WORK TO DO
Copy out lines with the word "JSON" from the material that follows.

EXERCISE INPUT

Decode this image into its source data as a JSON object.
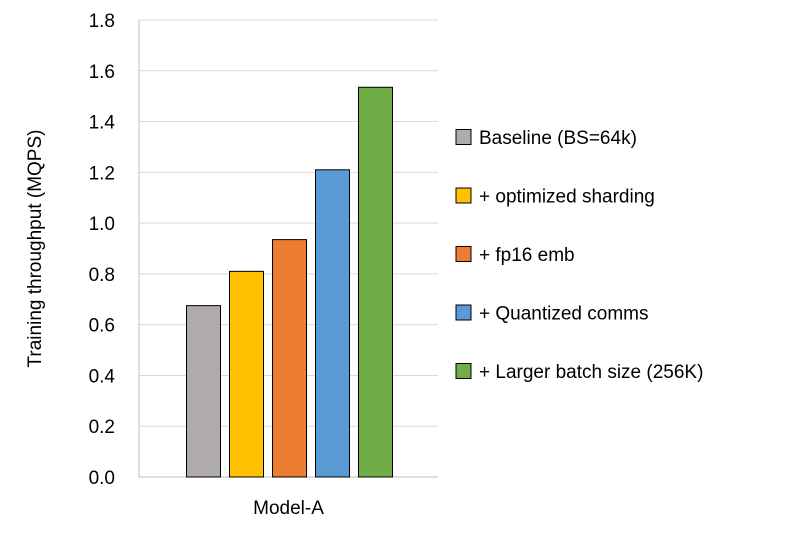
{
  "chart_data": {
    "type": "bar",
    "title": "",
    "xlabel": "",
    "ylabel": "Training throughput (MQPS)",
    "categories": [
      "Model-A"
    ],
    "ylim": [
      0,
      1.8
    ],
    "yticks": [
      "0.0",
      "0.2",
      "0.4",
      "0.6",
      "0.8",
      "1.0",
      "1.2",
      "1.4",
      "1.6",
      "1.8"
    ],
    "grid": true,
    "legend_position": "right",
    "series": [
      {
        "name": "Baseline (BS=64k)",
        "values": [
          0.675
        ],
        "color": "#AFABAB"
      },
      {
        "name": "+ optimized sharding",
        "values": [
          0.81
        ],
        "color": "#FFC000"
      },
      {
        "name": "+ fp16 emb",
        "values": [
          0.935
        ],
        "color": "#ED7D31"
      },
      {
        "name": "+ Quantized comms",
        "values": [
          1.21
        ],
        "color": "#5B9BD5"
      },
      {
        "name": "+ Larger batch size (256K)",
        "values": [
          1.535
        ],
        "color": "#70AD47"
      }
    ]
  }
}
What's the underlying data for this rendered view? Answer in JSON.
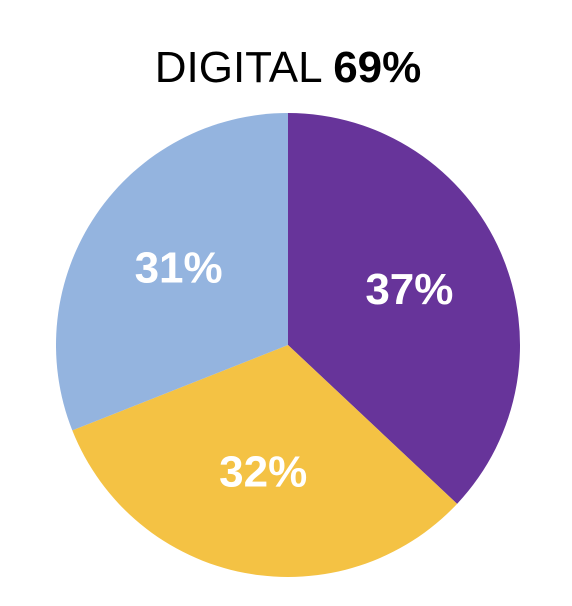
{
  "chart_data": {
    "type": "pie",
    "title": "DIGITAL",
    "title_highlight": "69%",
    "values": [
      37,
      32,
      31
    ],
    "value_labels": [
      "37%",
      "32%",
      "31%"
    ],
    "colors": [
      "#67349a",
      "#f4c244",
      "#94b4df"
    ]
  }
}
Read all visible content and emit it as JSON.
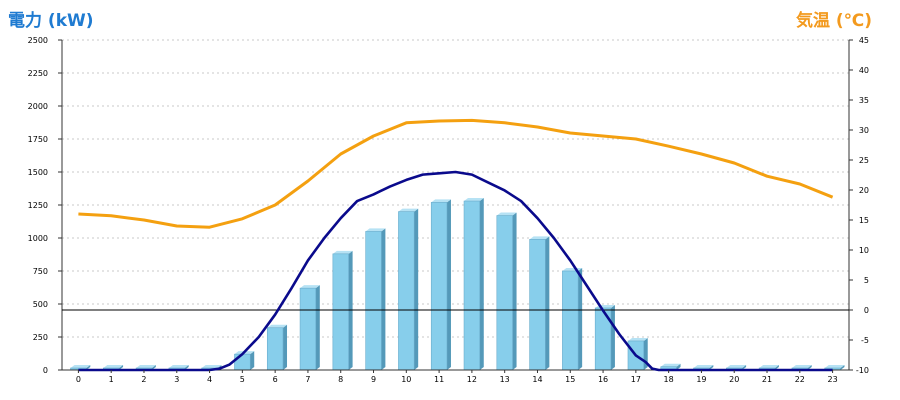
{
  "chart_data": {
    "type": "bar",
    "left_axis_title": "電力 (kW)",
    "right_axis_title": "気温 (℃)",
    "categories": [
      "0",
      "1",
      "2",
      "3",
      "4",
      "5",
      "6",
      "7",
      "8",
      "9",
      "10",
      "11",
      "12",
      "13",
      "14",
      "15",
      "16",
      "17",
      "18",
      "19",
      "20",
      "21",
      "22",
      "23"
    ],
    "y_left": {
      "min": 0,
      "max": 2500,
      "step": 250,
      "ticks": [
        "0",
        "250",
        "500",
        "750",
        "1000",
        "1250",
        "1500",
        "1750",
        "2000",
        "2250",
        "2500"
      ]
    },
    "y_right": {
      "min": -10,
      "max": 45,
      "step": 5,
      "ticks": [
        "-10",
        "-5",
        "0",
        "5",
        "10",
        "15",
        "20",
        "25",
        "30",
        "35",
        "40",
        "45"
      ]
    },
    "grid": true,
    "bars": {
      "color": "#87ceeb",
      "values": [
        15,
        15,
        15,
        15,
        15,
        120,
        320,
        620,
        880,
        1050,
        1200,
        1270,
        1280,
        1170,
        990,
        750,
        470,
        220,
        25,
        15,
        15,
        15,
        15,
        15
      ]
    },
    "power_line": {
      "color": "#0a0a8c",
      "points": [
        [
          0,
          0
        ],
        [
          1,
          0
        ],
        [
          2,
          0
        ],
        [
          3,
          0
        ],
        [
          4,
          0
        ],
        [
          4.3,
          10
        ],
        [
          4.6,
          40
        ],
        [
          5,
          120
        ],
        [
          5.5,
          250
        ],
        [
          6,
          420
        ],
        [
          6.5,
          620
        ],
        [
          7,
          830
        ],
        [
          7.5,
          1000
        ],
        [
          8,
          1150
        ],
        [
          8.5,
          1280
        ],
        [
          9,
          1330
        ],
        [
          9.5,
          1390
        ],
        [
          10,
          1440
        ],
        [
          10.5,
          1480
        ],
        [
          11,
          1490
        ],
        [
          11.5,
          1500
        ],
        [
          12,
          1480
        ],
        [
          12.5,
          1420
        ],
        [
          13,
          1360
        ],
        [
          13.5,
          1280
        ],
        [
          14,
          1150
        ],
        [
          14.5,
          1000
        ],
        [
          15,
          830
        ],
        [
          15.5,
          640
        ],
        [
          16,
          450
        ],
        [
          16.5,
          270
        ],
        [
          17,
          110
        ],
        [
          17.3,
          60
        ],
        [
          17.5,
          10
        ],
        [
          17.7,
          0
        ],
        [
          18,
          0
        ],
        [
          19,
          0
        ],
        [
          20,
          0
        ],
        [
          21,
          0
        ],
        [
          22,
          0
        ],
        [
          23,
          0
        ]
      ]
    },
    "temp_line": {
      "color": "#f4a010",
      "x": [
        0,
        1,
        2,
        3,
        4,
        5,
        6,
        7,
        8,
        9,
        10,
        11,
        12,
        13,
        14,
        15,
        16,
        17,
        18,
        19,
        20,
        21,
        22,
        23
      ],
      "values": [
        16,
        15.7,
        15,
        14,
        13.8,
        15.2,
        17.5,
        21.5,
        26,
        29,
        31.2,
        31.5,
        31.6,
        31.2,
        30.5,
        29.5,
        29,
        28.5,
        27.3,
        26,
        24.5,
        22.3,
        21,
        18.8
      ]
    }
  }
}
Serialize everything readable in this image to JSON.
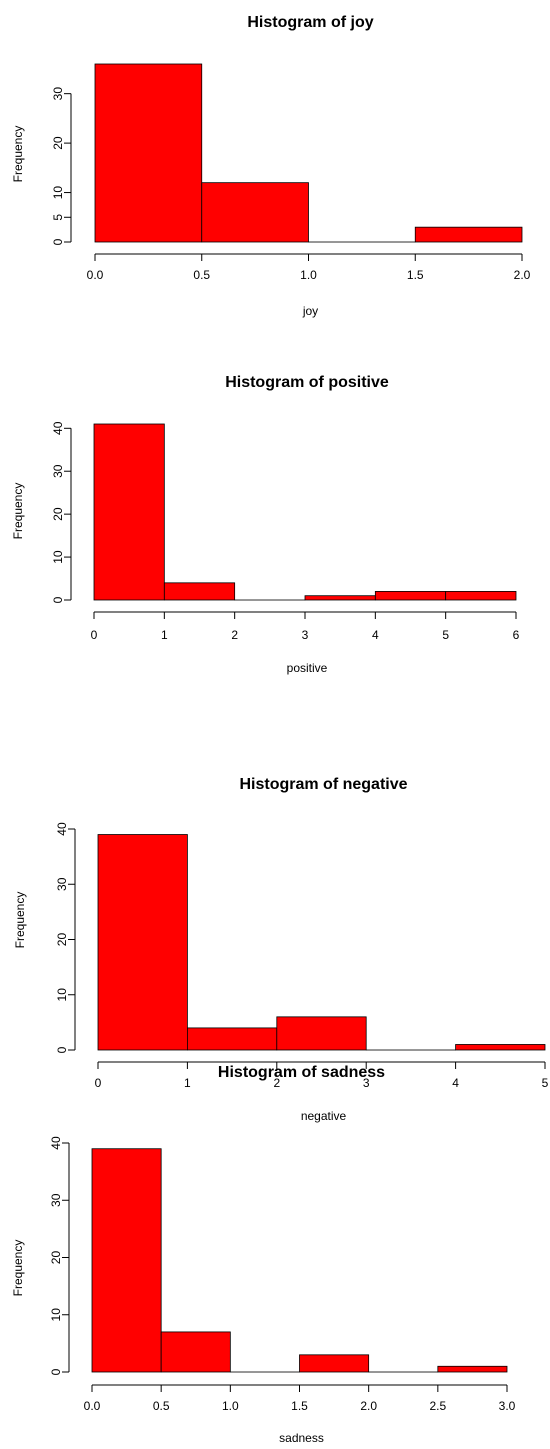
{
  "chart_data": [
    {
      "type": "bar",
      "title": "Histogram of joy",
      "xlabel": "joy",
      "ylabel": "Frequency",
      "bin_edges": [
        0,
        0.5,
        1,
        1.5,
        2
      ],
      "values": [
        36,
        12,
        0,
        3
      ],
      "x_ticks": [
        "0.0",
        "0.5",
        "1.0",
        "1.5",
        "2.0"
      ],
      "y_ticks": [
        "0",
        "5",
        "10",
        "20",
        "30"
      ],
      "xlim": [
        0,
        2
      ],
      "ylim": [
        0,
        36
      ],
      "bar_color": "#ff0000",
      "grid": false
    },
    {
      "type": "bar",
      "title": "Histogram of positive",
      "xlabel": "positive",
      "ylabel": "Frequency",
      "bin_edges": [
        0,
        1,
        2,
        3,
        4,
        5,
        6
      ],
      "values": [
        41,
        4,
        0,
        1,
        2,
        2
      ],
      "x_ticks": [
        "0",
        "1",
        "2",
        "3",
        "4",
        "5",
        "6"
      ],
      "y_ticks": [
        "0",
        "10",
        "20",
        "30",
        "40"
      ],
      "xlim": [
        0,
        6
      ],
      "ylim": [
        0,
        41
      ],
      "bar_color": "#ff0000",
      "grid": false
    },
    {
      "type": "bar",
      "title": "Histogram of negative",
      "xlabel": "negative",
      "ylabel": "Frequency",
      "bin_edges": [
        0,
        1,
        2,
        3,
        4,
        5
      ],
      "values": [
        39,
        4,
        6,
        0,
        1
      ],
      "x_ticks": [
        "0",
        "1",
        "2",
        "3",
        "4",
        "5"
      ],
      "y_ticks": [
        "0",
        "10",
        "20",
        "30",
        "40"
      ],
      "xlim": [
        0,
        5
      ],
      "ylim": [
        0,
        40
      ],
      "bar_color": "#ff0000",
      "grid": false
    },
    {
      "type": "bar",
      "title": "Histogram of sadness",
      "xlabel": "sadness",
      "ylabel": "Frequency",
      "bin_edges": [
        0,
        0.5,
        1,
        1.5,
        2,
        2.5,
        3
      ],
      "values": [
        39,
        7,
        0,
        3,
        0,
        1
      ],
      "x_ticks": [
        "0.0",
        "0.5",
        "1.0",
        "1.5",
        "2.0",
        "2.5",
        "3.0"
      ],
      "y_ticks": [
        "0",
        "10",
        "20",
        "30",
        "40"
      ],
      "xlim": [
        0,
        3
      ],
      "ylim": [
        0,
        40
      ],
      "bar_color": "#ff0000",
      "grid": false
    }
  ]
}
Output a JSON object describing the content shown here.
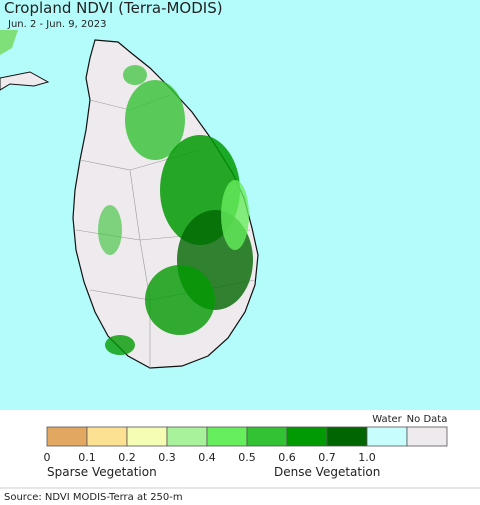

EXPECTED ANSWER
Decode this image into its source data as a JSON object.
What's the underlying data for this rendered view? Answer in JSON.
Read all visible content and emit it as JSON.
Serialize everything readable in this image to JSON.
Output a JSON object describing the content shown here.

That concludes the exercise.